▶ PAGE EXTRACT:
■ ■ ■
Video Games: A Natural Enemy to Tertiary Motion?
Film is often hailed as the art of montage or editing, which is the re-arrangement of recorded events. Montage or editing creates the type of motion that we call tertiary motion (or sequence motion). In other words, tertiary morion is the visual development of a screen event based on shot variation, especially through the use of cuts. Herein lies one of the bigger differences between films and video games. While in most films, tertiary motion is at the heart of the aesthetic experience, in games we rarely see tertiary motion during gameplay because it makes control difficult. Games are rather based on a combination of secondary motion (camera movement) and primary motion (object movement) .
Principal Motions in Video Games
Despite the huge technical developments in the history of video games tertiary motion could not really break through as a major form of ludic narration. Even in very cinematic experiences like God of War, the use of tertiary motion is very limited. The reason for this is the difference in the positioning of the player. The players participation requires a feel of control over her movement and decisions, which is seemingly not getting along well with tertiary motion types (because basically these appear to be the result of someone else's decision and destroy continuity in agency).
Let's classify games according to the types of cinematic motion they utilize:
Primary Motion Games
The typical action-arcade game of the 70s would be a game based on primary motion (object motion). Like theatre so to say: we have a static frame or a ’stage’ and objects move within it, or in and out of it: Pong. Space Invaders, Centipede can be given as examples. Tertiary motion (or sequence motion) usually would be only observable at the beginning of the game, during transitions between levels, and at the end of the game (but not during gameplay). For example, the game would cut or fade to another static screen, like the Highscores screen. A few games that broke this rule come in mind, but they rather seem to be rare: Asteriods used cuts (tertiary motion) during gameplay, which functioned as a jump to another ’slide’ when your spaceship travelled out of the previous one. Joust worked the same way. A genre that seemed more suitable for this kind of Tertiary motion was the adventure game, because of it’s sequential progress of puzzles and the progress from “room to room” of which each one was a different slide.
■ ■ ■
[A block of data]

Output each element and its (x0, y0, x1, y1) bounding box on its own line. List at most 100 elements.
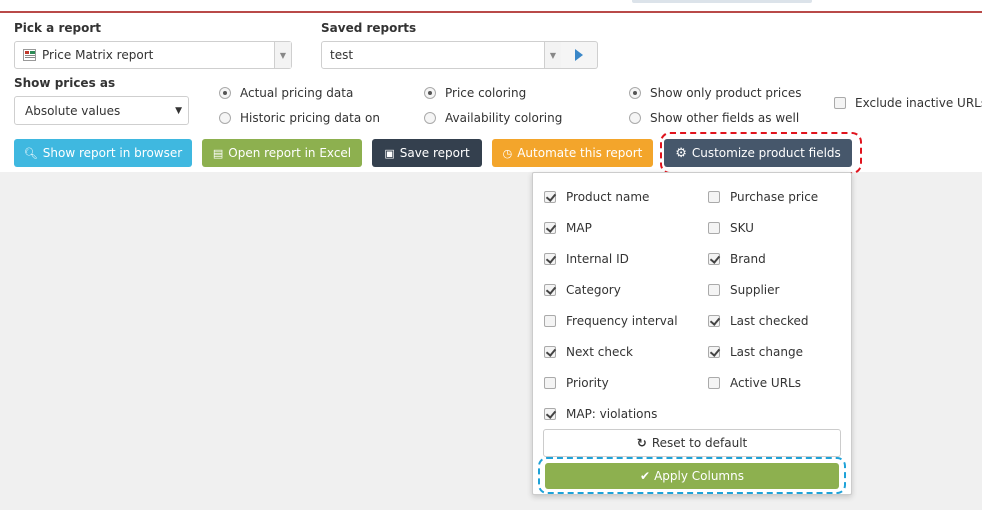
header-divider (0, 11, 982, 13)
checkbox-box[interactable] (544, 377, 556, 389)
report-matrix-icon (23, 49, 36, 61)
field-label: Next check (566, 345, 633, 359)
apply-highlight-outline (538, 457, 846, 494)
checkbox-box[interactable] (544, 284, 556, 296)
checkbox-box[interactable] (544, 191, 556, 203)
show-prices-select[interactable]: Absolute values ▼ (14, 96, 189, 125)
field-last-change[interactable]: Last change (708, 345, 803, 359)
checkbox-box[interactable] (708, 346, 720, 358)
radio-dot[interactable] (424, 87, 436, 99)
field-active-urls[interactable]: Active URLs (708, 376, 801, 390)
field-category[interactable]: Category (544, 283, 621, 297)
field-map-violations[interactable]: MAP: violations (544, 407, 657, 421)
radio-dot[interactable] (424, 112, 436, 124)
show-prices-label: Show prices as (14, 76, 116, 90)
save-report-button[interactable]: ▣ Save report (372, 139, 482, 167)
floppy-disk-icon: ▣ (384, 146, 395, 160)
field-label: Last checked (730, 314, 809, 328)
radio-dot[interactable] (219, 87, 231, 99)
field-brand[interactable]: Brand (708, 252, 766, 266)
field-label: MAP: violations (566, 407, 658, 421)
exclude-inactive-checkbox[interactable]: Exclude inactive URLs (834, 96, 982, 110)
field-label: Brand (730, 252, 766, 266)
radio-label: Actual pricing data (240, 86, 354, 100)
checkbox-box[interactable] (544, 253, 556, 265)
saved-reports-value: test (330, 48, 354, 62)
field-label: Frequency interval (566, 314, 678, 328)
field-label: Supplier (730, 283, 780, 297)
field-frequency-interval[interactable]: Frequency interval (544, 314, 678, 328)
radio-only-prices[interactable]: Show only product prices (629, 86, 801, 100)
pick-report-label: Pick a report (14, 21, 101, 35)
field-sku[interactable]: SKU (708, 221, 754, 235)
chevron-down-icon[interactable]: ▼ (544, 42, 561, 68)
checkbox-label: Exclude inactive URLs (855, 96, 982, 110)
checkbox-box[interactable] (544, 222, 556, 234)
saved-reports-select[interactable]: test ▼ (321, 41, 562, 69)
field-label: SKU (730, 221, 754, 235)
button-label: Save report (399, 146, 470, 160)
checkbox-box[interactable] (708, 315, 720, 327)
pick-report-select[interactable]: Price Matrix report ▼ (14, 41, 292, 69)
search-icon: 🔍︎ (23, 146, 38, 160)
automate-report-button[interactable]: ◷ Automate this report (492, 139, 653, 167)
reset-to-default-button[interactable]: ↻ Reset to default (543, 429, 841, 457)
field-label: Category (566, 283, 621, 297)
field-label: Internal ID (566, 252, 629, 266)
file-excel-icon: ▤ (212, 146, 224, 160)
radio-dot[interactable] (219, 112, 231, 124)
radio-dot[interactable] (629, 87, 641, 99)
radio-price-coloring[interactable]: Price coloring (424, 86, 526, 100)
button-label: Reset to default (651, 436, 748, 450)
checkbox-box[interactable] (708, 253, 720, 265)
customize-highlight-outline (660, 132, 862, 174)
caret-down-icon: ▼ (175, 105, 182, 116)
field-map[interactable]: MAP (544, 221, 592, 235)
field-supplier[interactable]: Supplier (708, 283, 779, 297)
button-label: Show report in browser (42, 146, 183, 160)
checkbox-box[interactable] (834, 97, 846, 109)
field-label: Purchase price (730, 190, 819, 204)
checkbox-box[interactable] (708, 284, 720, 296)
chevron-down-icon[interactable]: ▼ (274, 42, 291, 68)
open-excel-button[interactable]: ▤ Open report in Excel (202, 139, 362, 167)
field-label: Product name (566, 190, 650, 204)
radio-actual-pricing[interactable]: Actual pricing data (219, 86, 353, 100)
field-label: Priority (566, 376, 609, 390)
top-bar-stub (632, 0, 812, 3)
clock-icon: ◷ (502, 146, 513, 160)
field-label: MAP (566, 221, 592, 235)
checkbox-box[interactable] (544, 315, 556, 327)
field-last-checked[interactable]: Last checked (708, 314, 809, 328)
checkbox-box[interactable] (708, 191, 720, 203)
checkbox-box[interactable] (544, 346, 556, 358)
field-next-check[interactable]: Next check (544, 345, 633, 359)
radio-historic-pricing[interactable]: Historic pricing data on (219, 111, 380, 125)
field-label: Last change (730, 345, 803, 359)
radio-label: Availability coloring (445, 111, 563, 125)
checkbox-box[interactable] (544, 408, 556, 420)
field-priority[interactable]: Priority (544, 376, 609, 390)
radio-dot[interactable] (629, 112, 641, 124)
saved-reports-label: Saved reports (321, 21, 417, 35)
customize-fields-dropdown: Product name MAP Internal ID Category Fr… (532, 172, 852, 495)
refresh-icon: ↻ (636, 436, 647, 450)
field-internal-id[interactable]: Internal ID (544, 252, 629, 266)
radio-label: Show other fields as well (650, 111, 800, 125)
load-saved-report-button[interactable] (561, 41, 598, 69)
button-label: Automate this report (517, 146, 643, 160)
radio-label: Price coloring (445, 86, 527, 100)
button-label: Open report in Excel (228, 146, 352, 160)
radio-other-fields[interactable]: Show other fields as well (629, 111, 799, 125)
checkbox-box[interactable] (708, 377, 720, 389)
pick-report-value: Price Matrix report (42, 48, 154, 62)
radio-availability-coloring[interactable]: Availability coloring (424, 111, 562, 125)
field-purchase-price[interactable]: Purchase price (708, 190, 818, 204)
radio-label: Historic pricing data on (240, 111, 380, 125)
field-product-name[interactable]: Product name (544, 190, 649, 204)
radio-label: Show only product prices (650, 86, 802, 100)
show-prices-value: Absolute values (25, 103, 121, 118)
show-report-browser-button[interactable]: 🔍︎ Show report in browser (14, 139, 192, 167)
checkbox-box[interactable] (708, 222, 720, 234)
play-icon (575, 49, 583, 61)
■ ■ ■
▶ TASKS AND EXERCISES:
1) Answer these questions using the essay on motion in video games:
(a) What kind of movement does the essay call secondary motion?
(b) Which game is named as a very cinematic experience that still makes limited use of tertiary motion?
(c) Which genre seemed more suitable for tertiary motion during gameplay?
2) Extend the essay on motion in video games, picking up right after its last sentence.
The rows come from a separate source and are unrelated to the essay on motion in video games.

▶ TASK-BY-TASK RESULTS:
1)
(a) Camera movement.
(b) God of War.
(c) The adventure game.

2)
Secondary Motion Games
With the introduction of side-scrollers, secondary motion (a moving camera during gameplay) became an essential part of video games. Not only objects moved, but also the camera. Again tertiary motion cannot be found much during gameplay, but rather at the beginning and ends, or inbetween levels. In such games secondary motion is usually limited along the x and y-axis. The game scrolls to the left or the right, or up and down. In some games you can also zoom into events, but this is not to be confused with continuous motion along the z-axis. A notable genre in which secondary motion along the z-axis is fundamental is the car an air plane simulation genre. Games like Pitstop and some early Star Wars games come in mind.
Advanced Secondary Motion: 3D Games
When 3D graphics arrived, we were now able to move the virtual camera continously along the z-axis, and into whatever other direction we want; which gave incredible depth to the games, but actually still none of these games are based on tertiary motion. Usually at the beginning of an FPS, we are “discovered” by an NPC, who speaks while directly looking into the camera, thereby establishing the “subjective camera” that represents us, and after that, we move this “subjective” camera (secondary motion) around and engage with enemies that come within our range-of-view (enemy being examples of primary motion).
The Problem of Vector Consistency During Gameplay
One of the important problems that is caused by tertiary motion during gameplay is that of vector inconsistency. As the camera quickly switches from one position to another, a move which is often referred to as jogging, it is possible that the player loses the feeling of control and has difficulties in maintaining directional continuity. Since immersion requires the illusion of agency, and agency is based on a feeling of control over actions, the resulting disorientation will pull the player out of the depths of her experience. One reason for tertiary motion being so distracting is that it happens often based on a decision of the game AI, and not the character. It is normal that any player would perceive this as an interference to gameplay and a loss over agency. This problematic situation requires tertiary motion to be build very carefully into gameplay. Vector Consistency is one of the concepts that can help us in this regard.
Indeed, one of the things that the camera use in games obeys to, seems to be vector consistency. In many games the camera is locked onto the player character (based on certain parametres like distance, angle etc, which do not change during gameplay). Vector consistency is maintained during the whole process, even if we have very lively secondary motion (like in FPS or TPS games where the player constantly moves around in a 3D World).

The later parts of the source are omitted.